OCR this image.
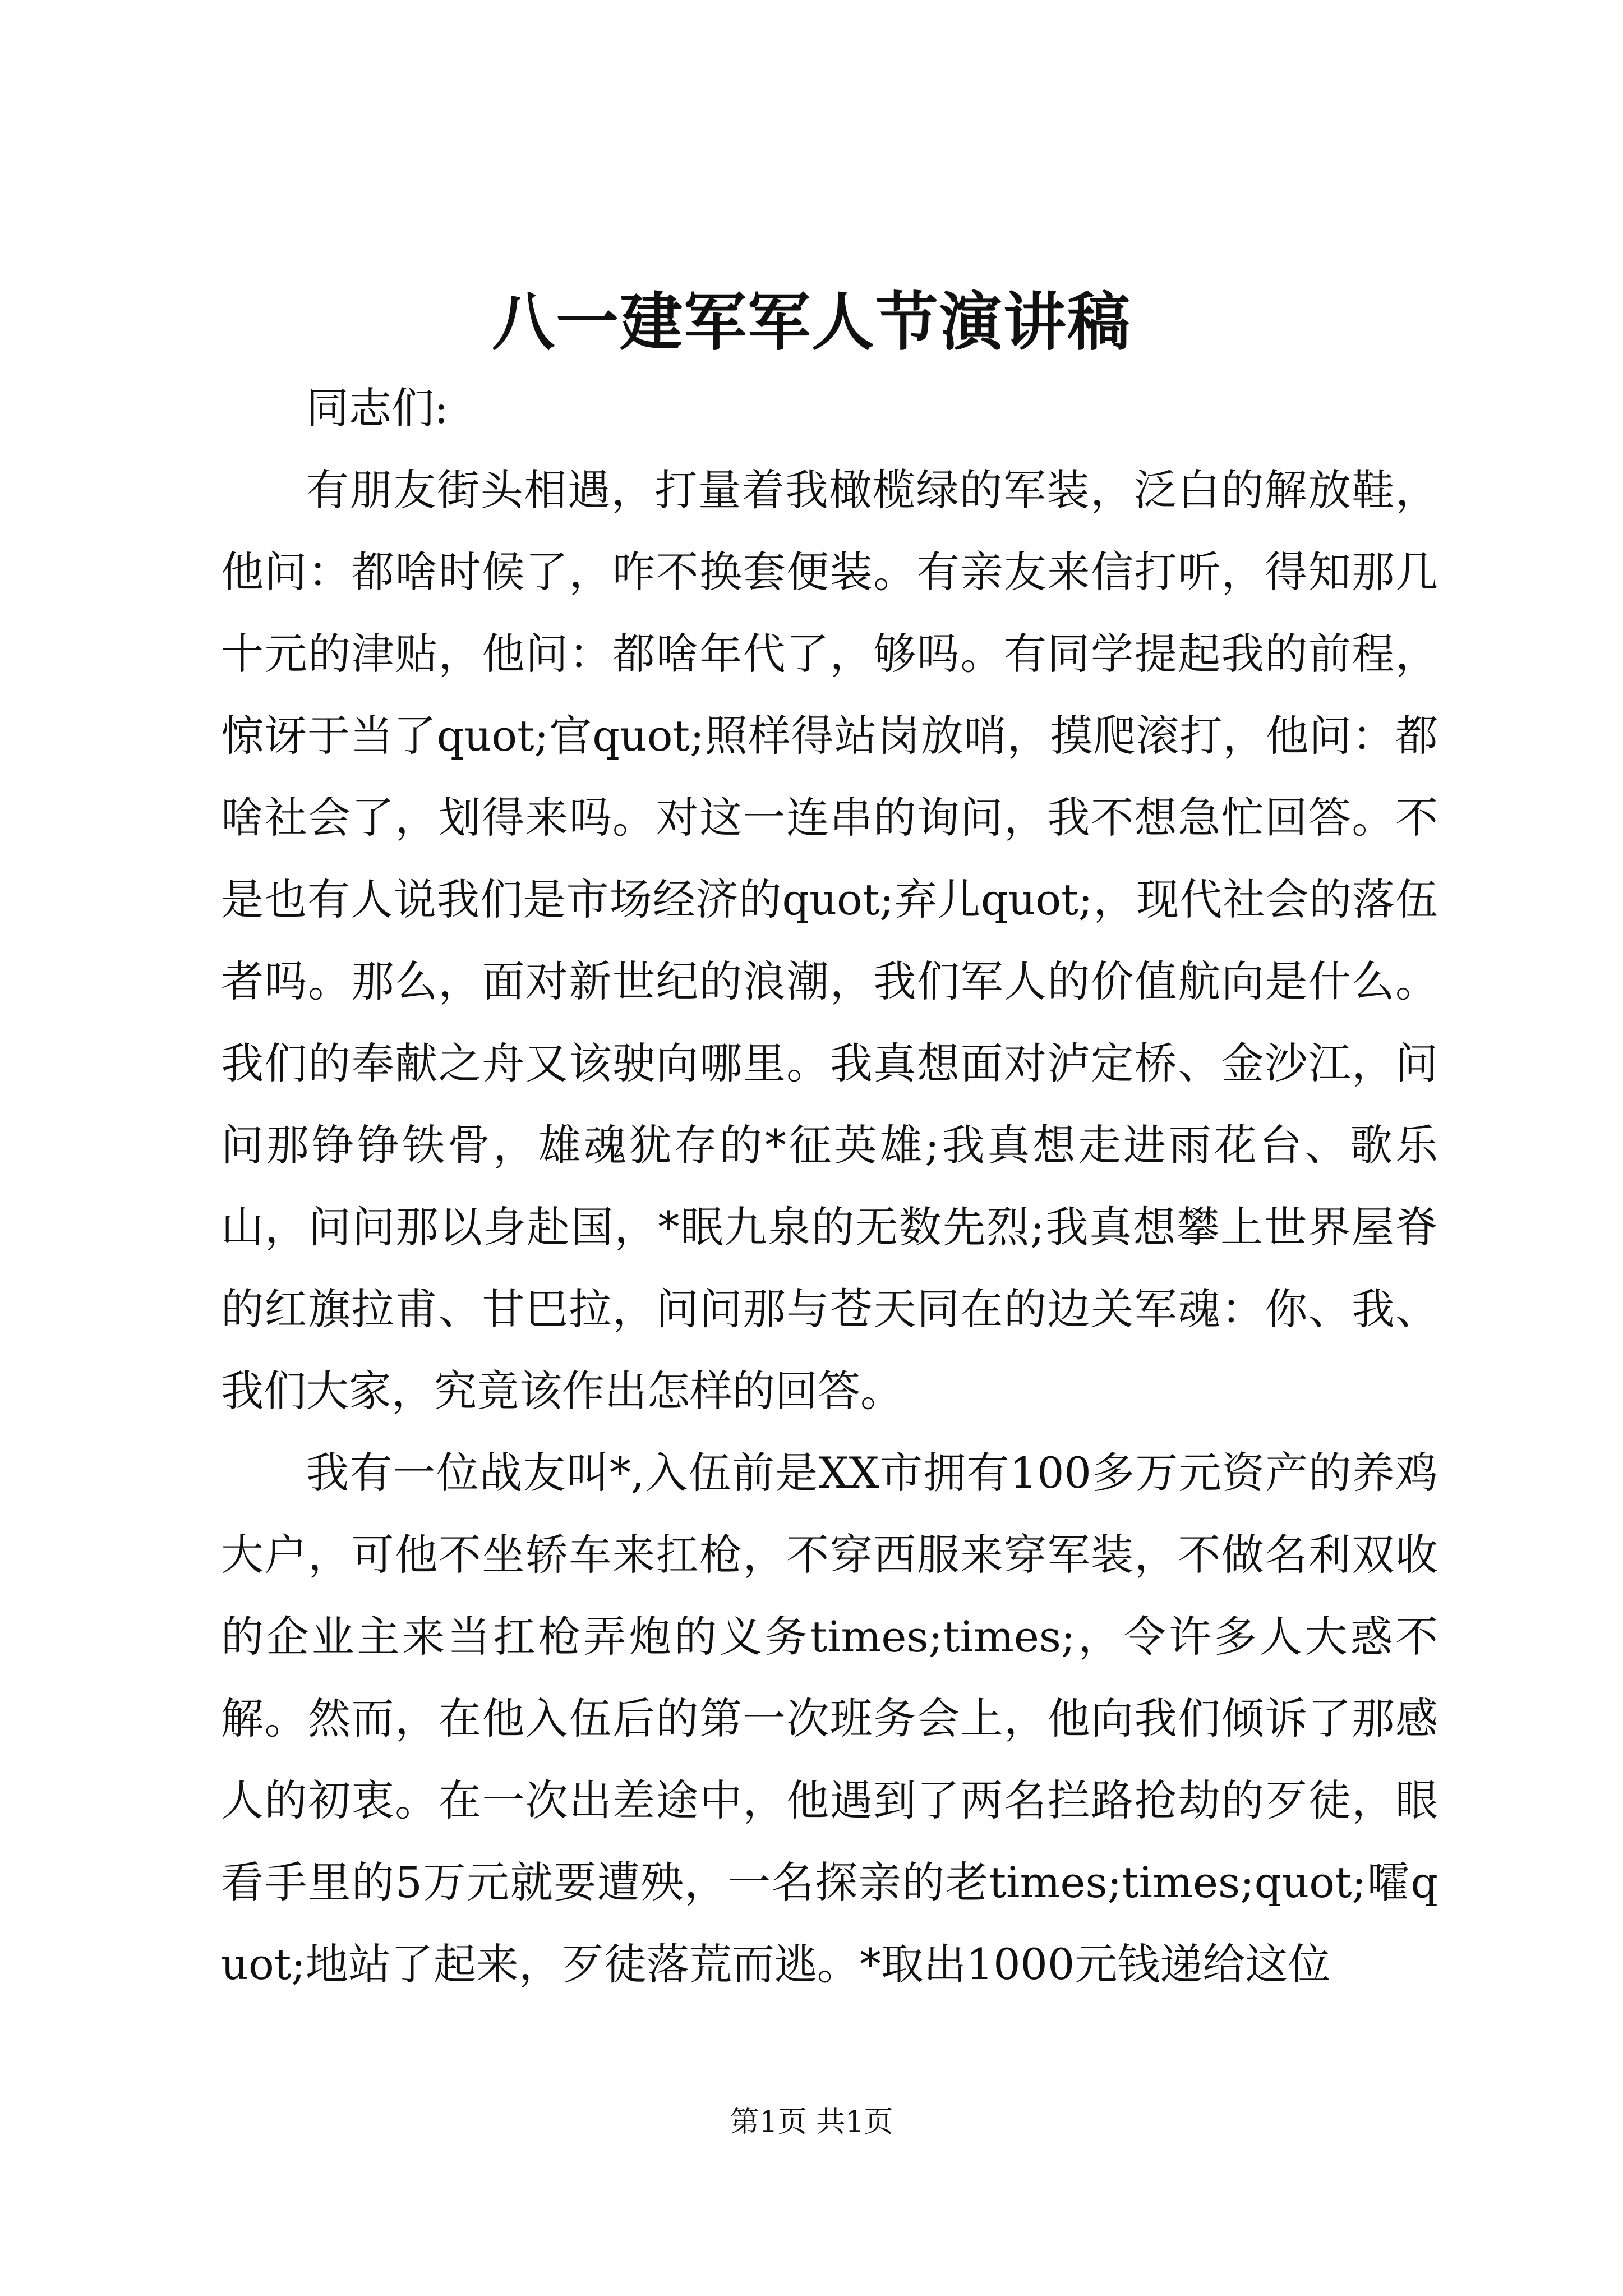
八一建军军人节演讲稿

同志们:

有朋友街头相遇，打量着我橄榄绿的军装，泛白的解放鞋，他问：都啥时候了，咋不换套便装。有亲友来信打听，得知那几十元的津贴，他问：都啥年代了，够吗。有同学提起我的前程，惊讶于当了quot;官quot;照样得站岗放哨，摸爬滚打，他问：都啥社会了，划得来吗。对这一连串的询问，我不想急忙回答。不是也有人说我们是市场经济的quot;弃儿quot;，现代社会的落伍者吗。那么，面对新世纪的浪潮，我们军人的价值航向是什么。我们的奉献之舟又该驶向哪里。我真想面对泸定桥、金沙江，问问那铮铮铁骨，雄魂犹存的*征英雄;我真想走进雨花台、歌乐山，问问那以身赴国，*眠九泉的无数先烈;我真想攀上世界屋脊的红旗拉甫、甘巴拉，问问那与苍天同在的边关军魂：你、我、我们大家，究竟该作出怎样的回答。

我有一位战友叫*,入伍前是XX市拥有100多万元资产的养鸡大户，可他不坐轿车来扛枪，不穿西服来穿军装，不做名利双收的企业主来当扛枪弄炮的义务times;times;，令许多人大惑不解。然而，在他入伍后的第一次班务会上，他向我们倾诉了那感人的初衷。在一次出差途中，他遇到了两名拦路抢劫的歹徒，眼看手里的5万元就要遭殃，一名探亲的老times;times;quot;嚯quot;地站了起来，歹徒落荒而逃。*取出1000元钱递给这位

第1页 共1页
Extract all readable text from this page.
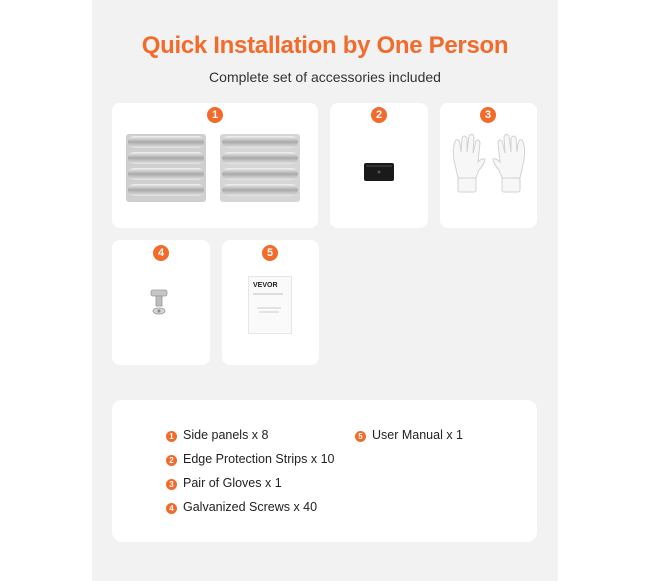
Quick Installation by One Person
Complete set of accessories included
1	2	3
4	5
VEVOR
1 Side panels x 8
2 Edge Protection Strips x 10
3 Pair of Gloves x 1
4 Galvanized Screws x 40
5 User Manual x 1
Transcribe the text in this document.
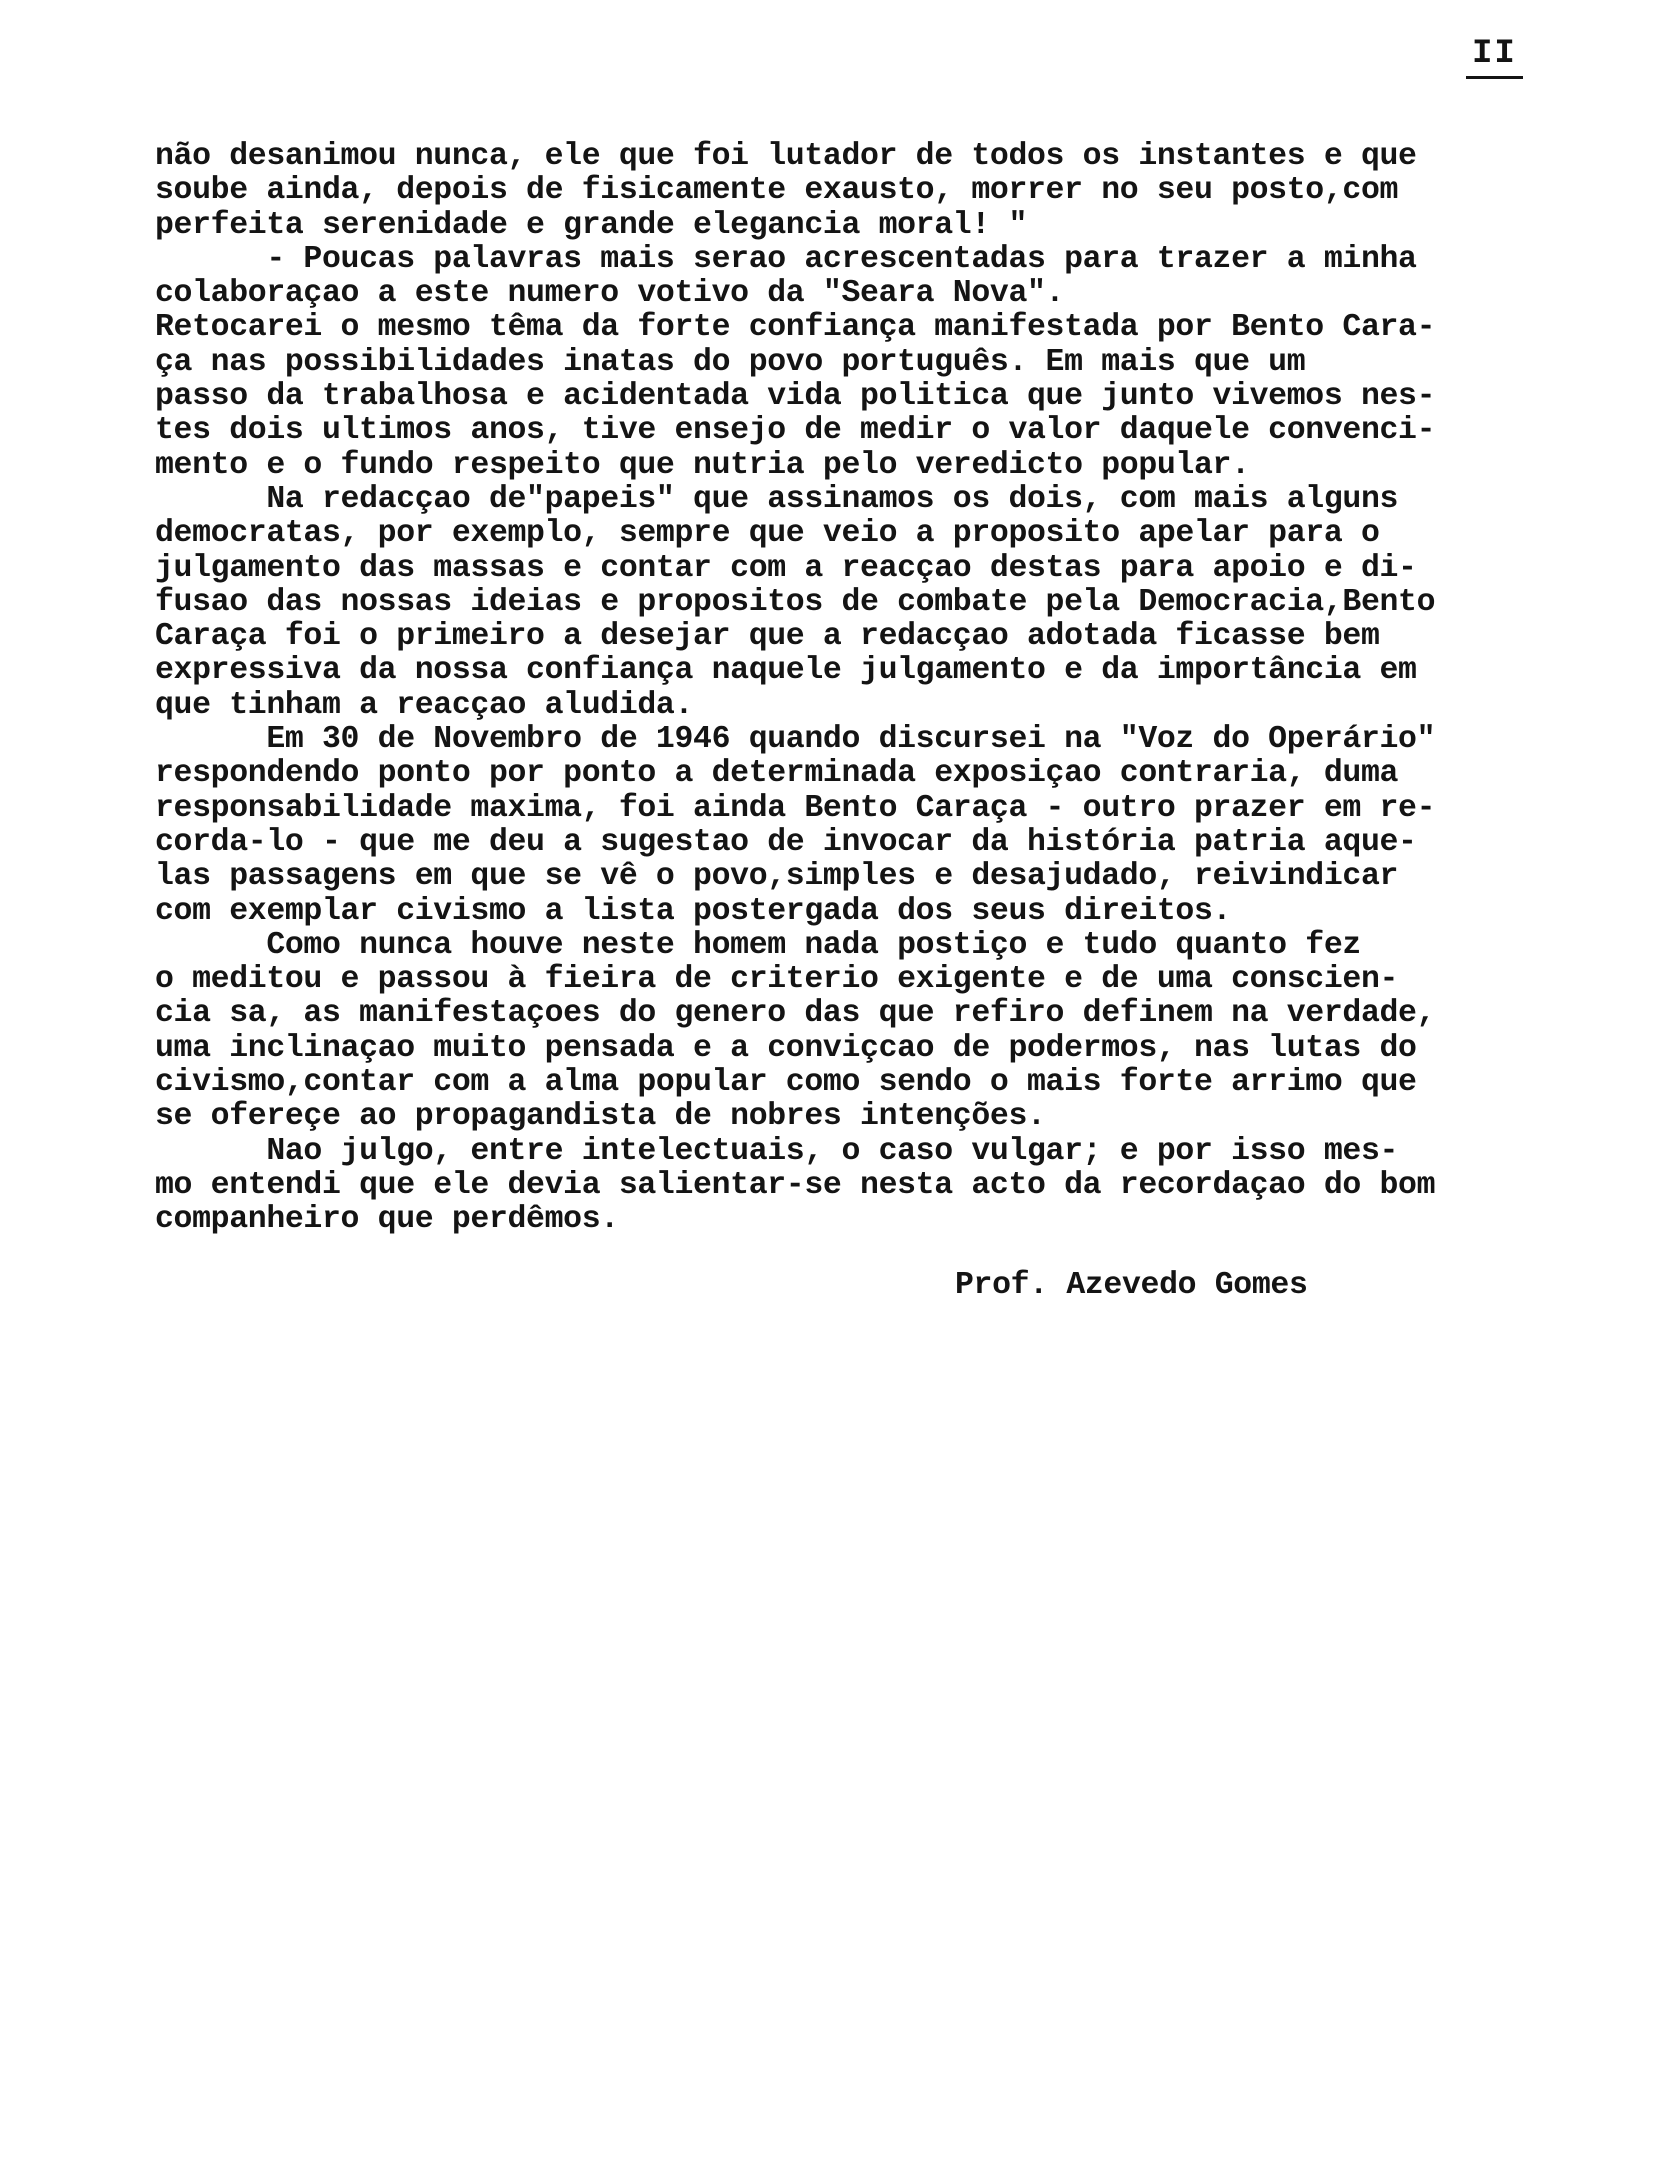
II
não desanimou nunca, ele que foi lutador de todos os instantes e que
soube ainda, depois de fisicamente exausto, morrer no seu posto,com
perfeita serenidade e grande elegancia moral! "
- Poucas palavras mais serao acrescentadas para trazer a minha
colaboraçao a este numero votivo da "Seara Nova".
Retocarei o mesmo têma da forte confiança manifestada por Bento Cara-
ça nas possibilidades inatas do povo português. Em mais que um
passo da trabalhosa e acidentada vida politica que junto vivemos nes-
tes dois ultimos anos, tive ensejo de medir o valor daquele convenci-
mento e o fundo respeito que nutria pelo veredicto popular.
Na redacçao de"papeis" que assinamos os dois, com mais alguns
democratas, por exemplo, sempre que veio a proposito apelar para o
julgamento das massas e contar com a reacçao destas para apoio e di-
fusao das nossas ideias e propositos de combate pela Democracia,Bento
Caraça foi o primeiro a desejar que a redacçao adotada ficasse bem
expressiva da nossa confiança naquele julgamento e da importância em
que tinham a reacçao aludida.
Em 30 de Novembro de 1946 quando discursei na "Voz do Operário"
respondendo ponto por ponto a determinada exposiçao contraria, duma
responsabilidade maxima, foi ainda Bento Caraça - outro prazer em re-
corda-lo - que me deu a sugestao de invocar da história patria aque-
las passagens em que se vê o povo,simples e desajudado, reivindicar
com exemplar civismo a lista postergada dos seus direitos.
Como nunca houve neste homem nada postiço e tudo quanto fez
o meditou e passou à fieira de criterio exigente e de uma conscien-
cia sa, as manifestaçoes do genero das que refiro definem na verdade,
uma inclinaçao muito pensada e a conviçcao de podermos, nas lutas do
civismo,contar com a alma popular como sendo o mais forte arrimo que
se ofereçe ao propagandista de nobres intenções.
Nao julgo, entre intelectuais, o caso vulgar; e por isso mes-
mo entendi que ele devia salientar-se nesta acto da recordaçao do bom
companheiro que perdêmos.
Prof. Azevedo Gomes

» **What the task requires**
Pull out and copy each line containing the string "julgamento".

» **The answer**
julgamento das massas e contar com a reacçao destas para apoio e di-
expressiva da nossa confiança naquele julgamento e da importância em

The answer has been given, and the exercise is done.